**PASSAGE GIVEN:**

= = = =

# Phrag. Inca Ruby (from Fox Valley)



## e-spice (Jan 3, 2016)

Here's an Inca Ruby. Inca Ruby is Rosalie Dixler x besseae, very similar to Jason Fischer. I got from Fox Valley at the Chicagoland festival in 2009. It doesn't bloom very frequently but I like it when it decides to


----------



## troy (Jan 4, 2016)

Very nice shape & color!!! How often do you fertilize? At what amount?


----------



## e-spice (Jan 4, 2016)

troy said:


> Very nice shape & color!!! How often do you fertilize? At what amount?



Thanks! I fertilize every time I water with MSU-type fertilizer from First Rays. I only use about 1/4 the amount recommended on the package.


----------



## troy (Jan 4, 2016)

Thank you, can you post a pic of the plant?


----------



## JeanLux (Jan 4, 2016)

A Beauty !!!! Jean


----------



## Achamore (Jan 4, 2016)

Wow, fabulous!


----------



## Erythrone (Jan 4, 2016)

Wow!!! Stunning one!


----------



## tomkalina (Jan 4, 2016)

That's a beauty; nice form and deep color. Will you get it judged?


----------



## eaborne (Jan 4, 2016)

Stunning!!


----------



## trdyl (Jan 4, 2016)

Beautiful!


----------



## e-spice (Jan 4, 2016)

tomkalina said:


> That's a beauty; nice form and deep color. Will you get it judged?



Yes, I plan to Tom. For some reason this flower is on a very short spike. I hope to get the next blooming judged though. Of course, it goes without saying, but great job on this one and all the other great plants you've produced at Fox Valley.


----------



## NYEric (Jan 4, 2016)

Yay besseae hybrids!


----------



## e-spice (Jan 4, 2016)

NYEric said:


> Yay besseae hybrids!



What took you so long?! oke:


----------



## NYEric (Jan 4, 2016)

Some of us have to work!


----------



## SlipperFan (Jan 4, 2016)

That is one gorgeous red!


----------



## Migrant13 (Jan 4, 2016)

That is superb and looks awardable.


----------



## John M (Jan 4, 2016)

Outstanding!


----------



## cnycharles (Jan 4, 2016)

Very nice


----------



## phraggy (Jan 5, 2016)

Very desireable.

Ed


----------



## tomkalina (Jan 5, 2016)

For those that might be interested in one of the breeding directions taken by us with this grex, we have three seedlings of Phrag. (Inca Ruby x Barbara Le Ann) still available on the website.


----------



## eteson (Jan 5, 2016)

What a nice cross!

... and this x fischeri is going to be also very interesting.


----------



## e-spice (Jan 5, 2016)

Here are a few from a previous blooming of this clone.


----------



## monocotman (Jan 5, 2016)

Very very nice!
David


----------



## tomkalina (Jan 5, 2016)

= = = =

Image-based layout data

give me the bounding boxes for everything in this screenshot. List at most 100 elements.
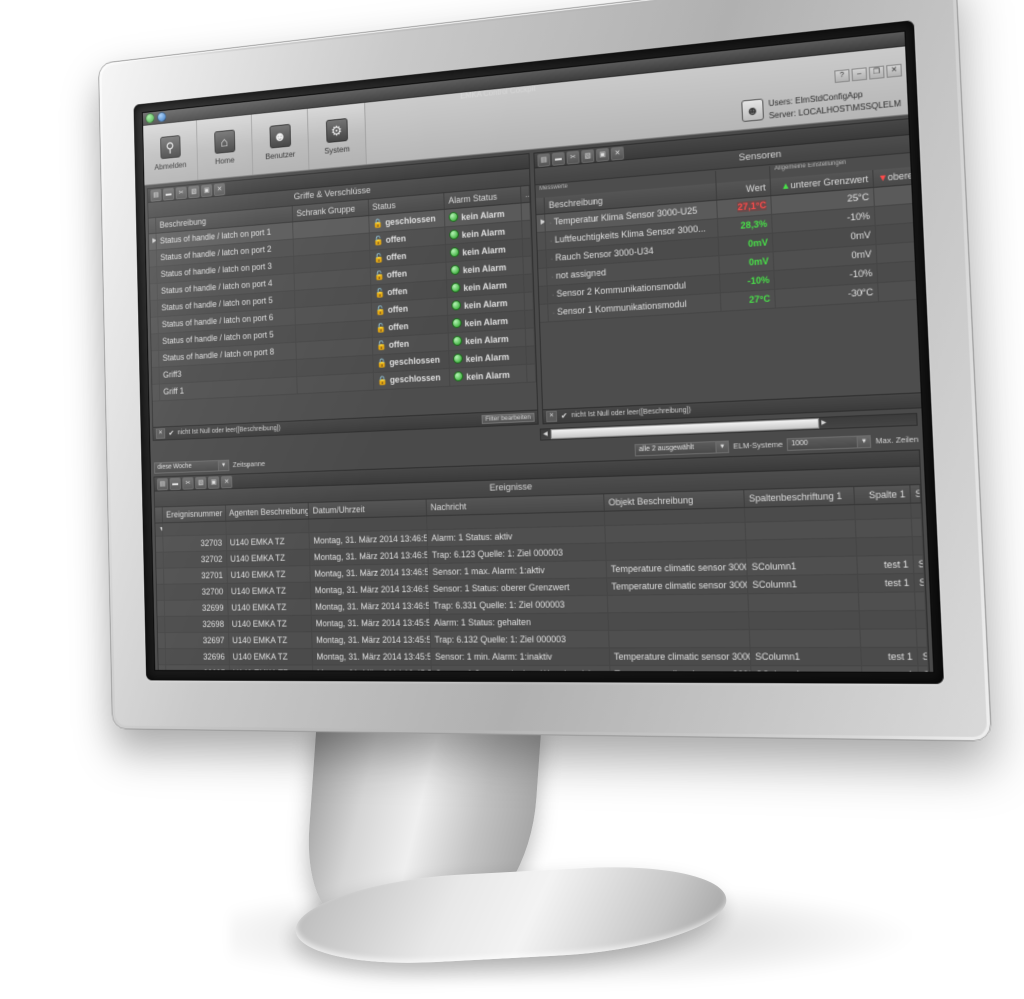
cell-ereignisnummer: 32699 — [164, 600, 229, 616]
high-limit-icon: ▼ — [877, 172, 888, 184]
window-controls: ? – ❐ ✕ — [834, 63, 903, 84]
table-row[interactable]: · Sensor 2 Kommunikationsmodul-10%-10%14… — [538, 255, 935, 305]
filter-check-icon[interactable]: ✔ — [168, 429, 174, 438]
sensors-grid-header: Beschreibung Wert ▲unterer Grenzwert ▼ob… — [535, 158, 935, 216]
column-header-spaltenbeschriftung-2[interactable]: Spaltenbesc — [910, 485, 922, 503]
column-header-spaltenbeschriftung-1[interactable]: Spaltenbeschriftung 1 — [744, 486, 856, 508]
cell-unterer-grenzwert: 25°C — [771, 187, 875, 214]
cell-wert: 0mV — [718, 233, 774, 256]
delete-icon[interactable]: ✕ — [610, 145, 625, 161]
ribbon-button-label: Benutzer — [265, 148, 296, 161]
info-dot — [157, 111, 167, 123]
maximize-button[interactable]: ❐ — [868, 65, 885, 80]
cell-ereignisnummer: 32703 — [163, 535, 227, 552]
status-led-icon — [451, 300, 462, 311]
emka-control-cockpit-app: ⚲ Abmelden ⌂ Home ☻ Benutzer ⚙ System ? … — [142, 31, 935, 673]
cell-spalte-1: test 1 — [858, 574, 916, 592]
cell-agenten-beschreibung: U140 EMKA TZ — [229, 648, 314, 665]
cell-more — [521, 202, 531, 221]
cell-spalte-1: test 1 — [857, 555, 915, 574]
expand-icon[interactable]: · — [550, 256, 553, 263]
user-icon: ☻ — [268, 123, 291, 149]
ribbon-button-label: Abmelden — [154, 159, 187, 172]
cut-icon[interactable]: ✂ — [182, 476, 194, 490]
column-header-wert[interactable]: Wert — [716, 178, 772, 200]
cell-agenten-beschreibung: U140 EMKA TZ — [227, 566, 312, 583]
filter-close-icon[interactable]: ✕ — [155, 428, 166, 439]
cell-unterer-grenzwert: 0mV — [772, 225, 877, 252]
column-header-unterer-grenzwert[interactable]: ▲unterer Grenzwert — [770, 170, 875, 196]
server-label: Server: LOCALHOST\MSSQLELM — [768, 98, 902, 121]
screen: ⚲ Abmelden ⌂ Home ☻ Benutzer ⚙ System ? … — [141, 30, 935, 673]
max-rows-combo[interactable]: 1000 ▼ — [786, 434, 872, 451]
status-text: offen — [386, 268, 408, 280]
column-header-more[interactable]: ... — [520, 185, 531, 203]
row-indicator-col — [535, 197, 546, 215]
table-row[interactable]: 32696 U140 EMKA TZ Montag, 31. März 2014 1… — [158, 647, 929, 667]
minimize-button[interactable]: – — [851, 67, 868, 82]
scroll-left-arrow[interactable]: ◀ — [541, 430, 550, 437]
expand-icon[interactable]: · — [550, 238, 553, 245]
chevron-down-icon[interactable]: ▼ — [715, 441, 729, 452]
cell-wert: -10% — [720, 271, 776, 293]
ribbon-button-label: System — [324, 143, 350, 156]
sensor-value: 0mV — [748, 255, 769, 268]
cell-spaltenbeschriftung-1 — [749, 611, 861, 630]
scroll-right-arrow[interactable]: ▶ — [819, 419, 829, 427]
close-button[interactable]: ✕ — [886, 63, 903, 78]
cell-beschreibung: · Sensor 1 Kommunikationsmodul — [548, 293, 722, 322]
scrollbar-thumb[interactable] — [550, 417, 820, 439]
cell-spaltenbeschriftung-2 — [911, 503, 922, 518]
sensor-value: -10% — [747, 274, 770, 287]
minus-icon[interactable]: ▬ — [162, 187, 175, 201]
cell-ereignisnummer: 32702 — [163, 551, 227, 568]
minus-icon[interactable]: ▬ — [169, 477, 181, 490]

= = = =

**STATED PROBLEM:** Can you extend the Phrag. Inca Ruby forum thread from its last line?

**RESULT OF THE EXERCISE:**
My previous post mentioning the Phrag. (Inca Ruby x fischeri) seedling availability is incorrect (and has been corrected). The seedlings available online are Phrag. (Inca Ruby x Barbara Le Ann) not (IR x f) . The (x fischeri) hybrid is still in the lab and will not be available in seedling size until Spring, 2017. Sorry for any confusion!


----------



## Ozpaph (Jan 6, 2016)

stunning!


----------



## tomkalina (Jan 6, 2016)

Geff - Have you tried breeding any of the clones?


----------



## e-spice (Jan 7, 2016)

tomkalina said:


> Geff - Have you tried breeding any of the clones?



Hi Tom, no I haven't. Doing some hybridizing has always interested me some but I've never been able to get enough to time to really get started. I'd be glad to send you some pollen from this one if you'd like though.


----------



## tomkalina (Jan 7, 2016)

Thanks very much the offer Geff, but I already have stored pollen from our clones and some other IR hybrid flasks in the lab including the (x fischeri). If I had the same amount of growing area I had when I leased space from Hausermann's I'd take it in a minute.


----------



## NYEric (Jan 7, 2016)

That space was tiny (narrow) and superhot!


----------



## tomkalina (Jan 7, 2016)

.....and yet we persevered. oke:


----------



## NYEric (Jan 8, 2016)

Yes. I have not been to Chicago in a while. Maybe this summer...


----------



## tomkalina (Jan 8, 2016)

Hey Eric,

Try to make the 2016 Chicagoland Orchidfest at Hausermann's if you can; it would be great to finally meet you (and any other ST'ers that may be in town that weekend). The dates are 9/23 - 9/25, 2016 and we'll be one of the guest growers again this year.


----------



## NYEric (Jan 8, 2016)

We will see. Thanks.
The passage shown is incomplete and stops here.